(Dataset records)
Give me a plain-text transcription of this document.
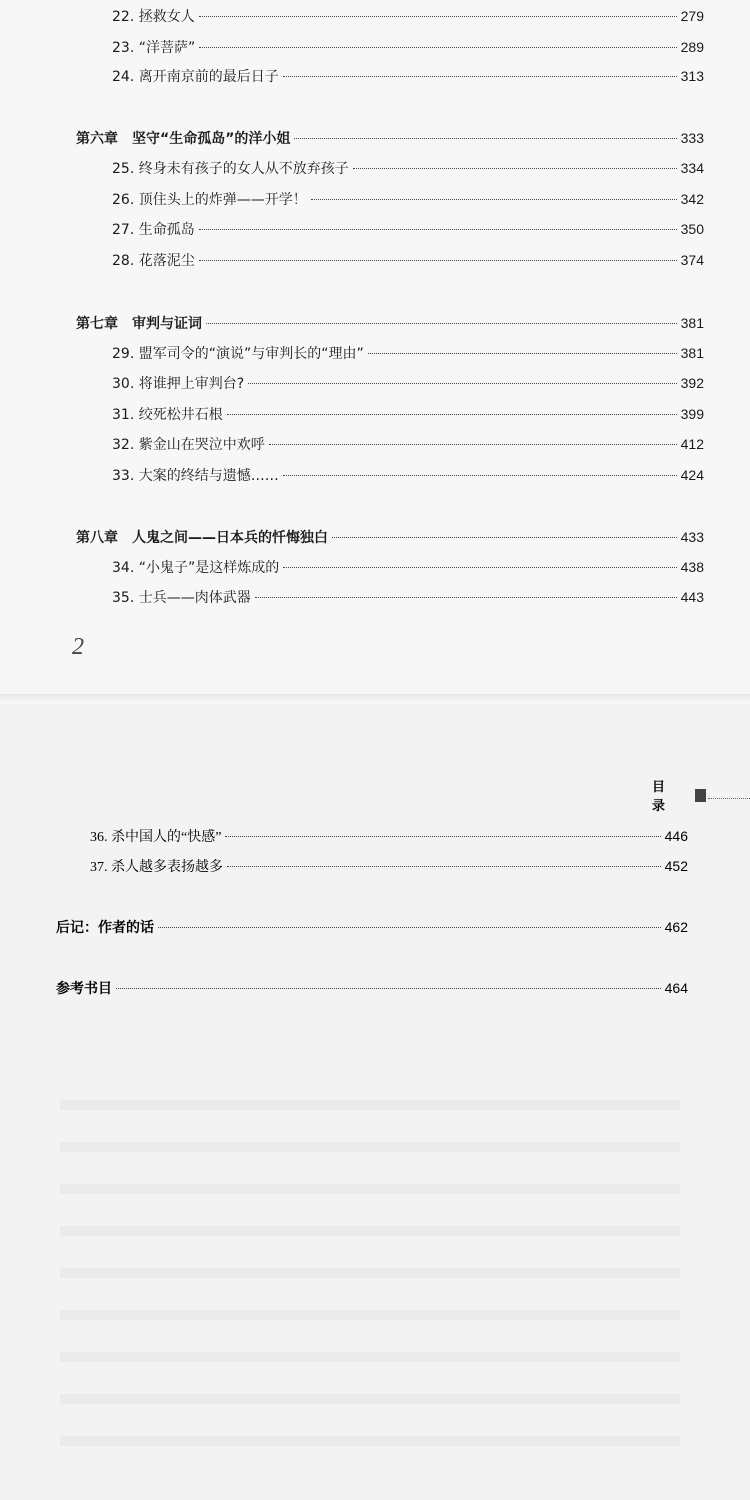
22. 拯救女人	279
23. “洋菩萨”	289
24. 离开南京前的最后日子	313
第六章　坚守“生命孤岛”的洋小姐	333
25. 终身未有孩子的女人从不放弃孩子	334
26. 顶住头上的炸弹——开学！	342
27. 生命孤岛	350
28. 花落泥尘	374
第七章　审判与证词	381
29. 盟军司令的“演说”与审判长的“理由”	381
30. 将谁押上审判台?	392
31. 绞死松井石根	399
32. 紫金山在哭泣中欢呼	412
33. 大案的终结与遗憾……	424
第八章　人鬼之间——日本兵的忏悔独白	433
34. “小鬼子”是这样炼成的	438
35. 士兵——肉体武器	443
2
目 录
36. 杀中国人的“快感”	446
37. 杀人越多表扬越多	452
后记：作者的话	462
参考书目	464
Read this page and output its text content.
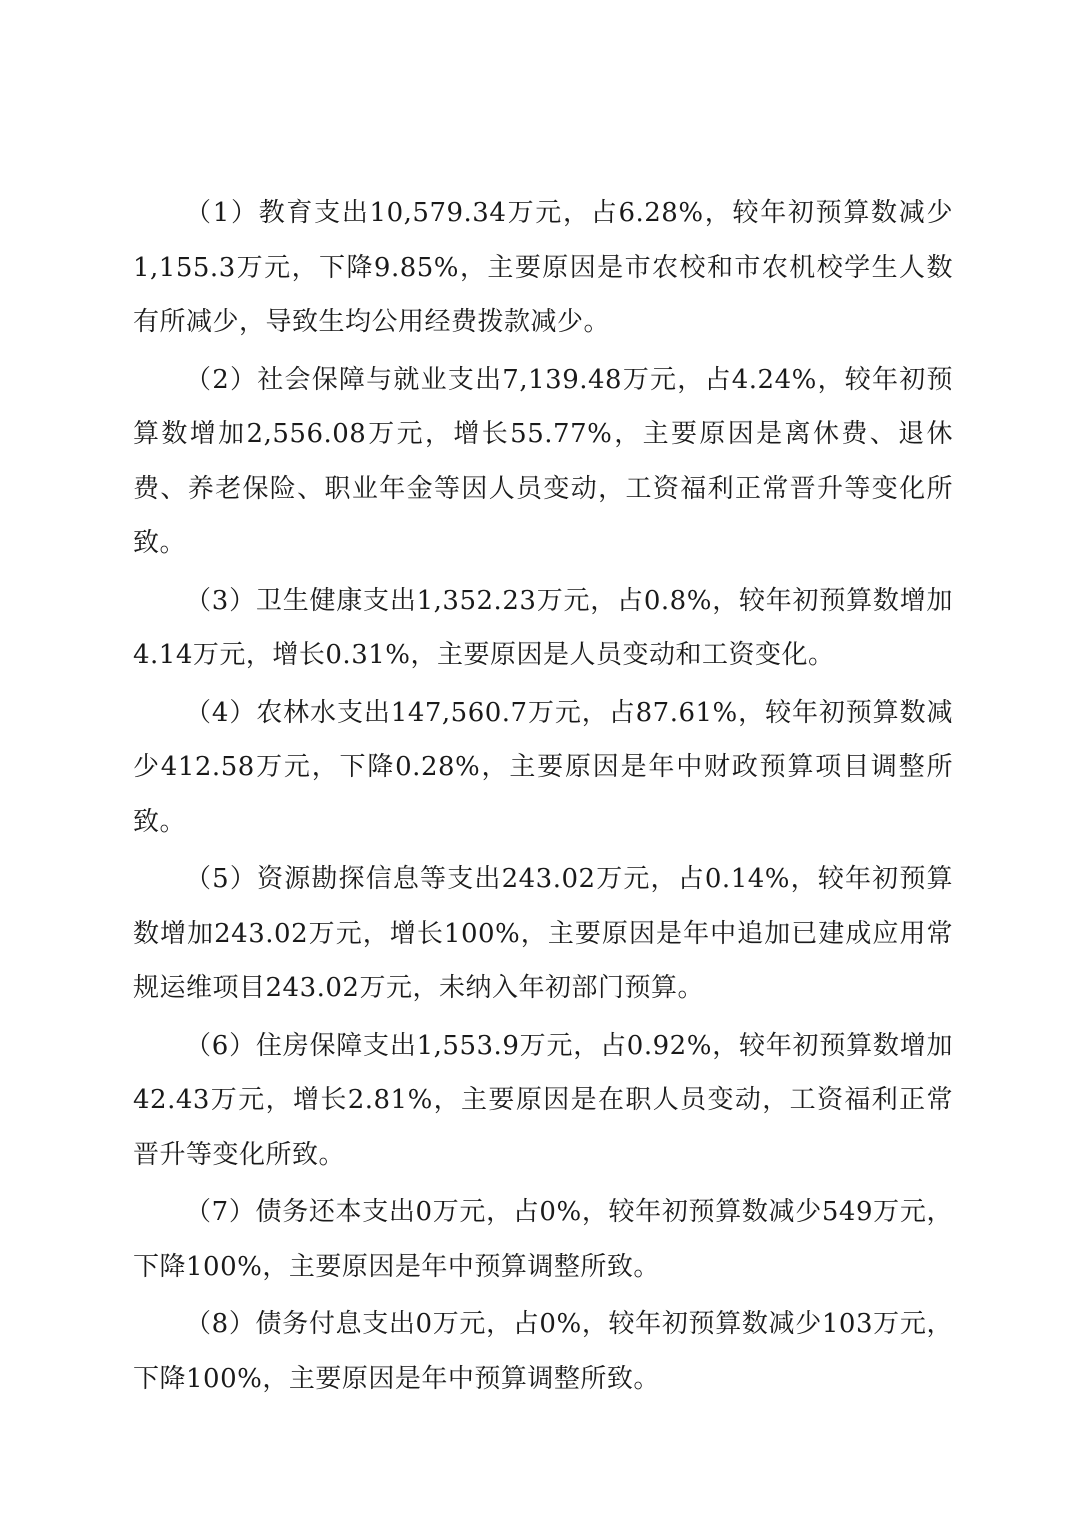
（1）教育支出10,579.34万元，占6.28%，较年初预算数减少1,155.3万元，下降9.85%，主要原因是市农校和市农机校学生人数有所减少，导致生均公用经费拨款减少。

（2）社会保障与就业支出7,139.48万元，占4.24%，较年初预算数增加2,556.08万元，增长55.77%，主要原因是离休费、退休费、养老保险、职业年金等因人员变动，工资福利正常晋升等变化所致。

（3）卫生健康支出1,352.23万元，占0.8%，较年初预算数增加4.14万元，增长0.31%，主要原因是人员变动和工资变化。

（4）农林水支出147,560.7万元，占87.61%，较年初预算数减少412.58万元，下降0.28%，主要原因是年中财政预算项目调整所致。

（5）资源勘探信息等支出243.02万元，占0.14%，较年初预算数增加243.02万元，增长100%，主要原因是年中追加已建成应用常规运维项目243.02万元，未纳入年初部门预算。

（6）住房保障支出1,553.9万元，占0.92%，较年初预算数增加42.43万元，增长2.81%，主要原因是在职人员变动，工资福利正常晋升等变化所致。

（7）债务还本支出0万元，占0%，较年初预算数减少549万元，下降100%，主要原因是年中预算调整所致。

（8）债务付息支出0万元，占0%，较年初预算数减少103万元，下降100%，主要原因是年中预算调整所致。
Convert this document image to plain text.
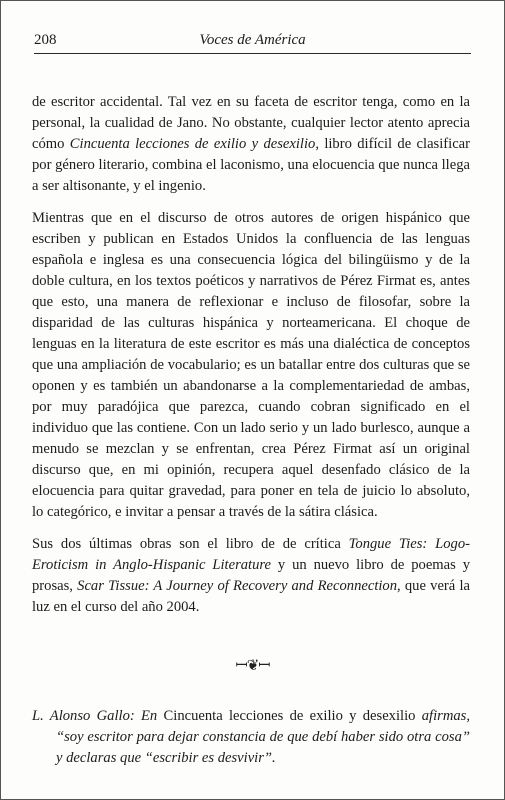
208	Voces de América

de escritor accidental. Tal vez en su faceta de escritor tenga, como en la personal, la cualidad de Jano. No obstante, cualquier lector atento aprecia cómo Cincuenta lecciones de exilio y desexilio, libro difícil de clasificar por género literario, combina el laconismo, una elocuencia que nunca llega a ser altisonante, y el ingenio.

Mientras que en el discurso de otros autores de origen hispánico que escriben y publican en Estados Unidos la confluencia de las lenguas española e inglesa es una consecuencia lógica del bilingüismo y de la doble cultura, en los textos poéticos y narrativos de Pérez Firmat es, antes que esto, una manera de reflexionar e incluso de filosofar, sobre la disparidad de las culturas hispánica y norteamericana. El choque de lenguas en la literatura de este escritor es más una dialéctica de conceptos que una ampliación de vocabulario; es un batallar entre dos culturas que se oponen y es también un abandonarse a la complementariedad de ambas, por muy paradójica que parezca, cuando cobran significado en el individuo que las contiene. Con un lado serio y un lado burlesco, aunque a menudo se mezclan y se enfrentan, crea Pérez Firmat así un original discurso que, en mi opinión, recupera aquel desenfado clásico de la elocuencia para quitar gravedad, para poner en tela de juicio lo absoluto, lo categórico, e invitar a pensar a través de la sátira clásica.

Sus dos últimas obras son el libro de de crítica Tongue Ties: Logo-Eroticism in Anglo-Hispanic Literature y un nuevo libro de poemas y prosas, Scar Tissue: A Journey of Recovery and Reconnection, que verá la luz en el curso del año 2004.

ꟷ❦ꟷ

L. Alonso Gallo: En Cincuenta lecciones de exilio y desexilio afirmas, “soy escritor para dejar constancia de que debí haber sido otra cosa” y declaras que “escribir es desvivir”.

Your goal: Compute the number of lines above that contain the string "Cincuenta". Reply with that value only.

Output: 2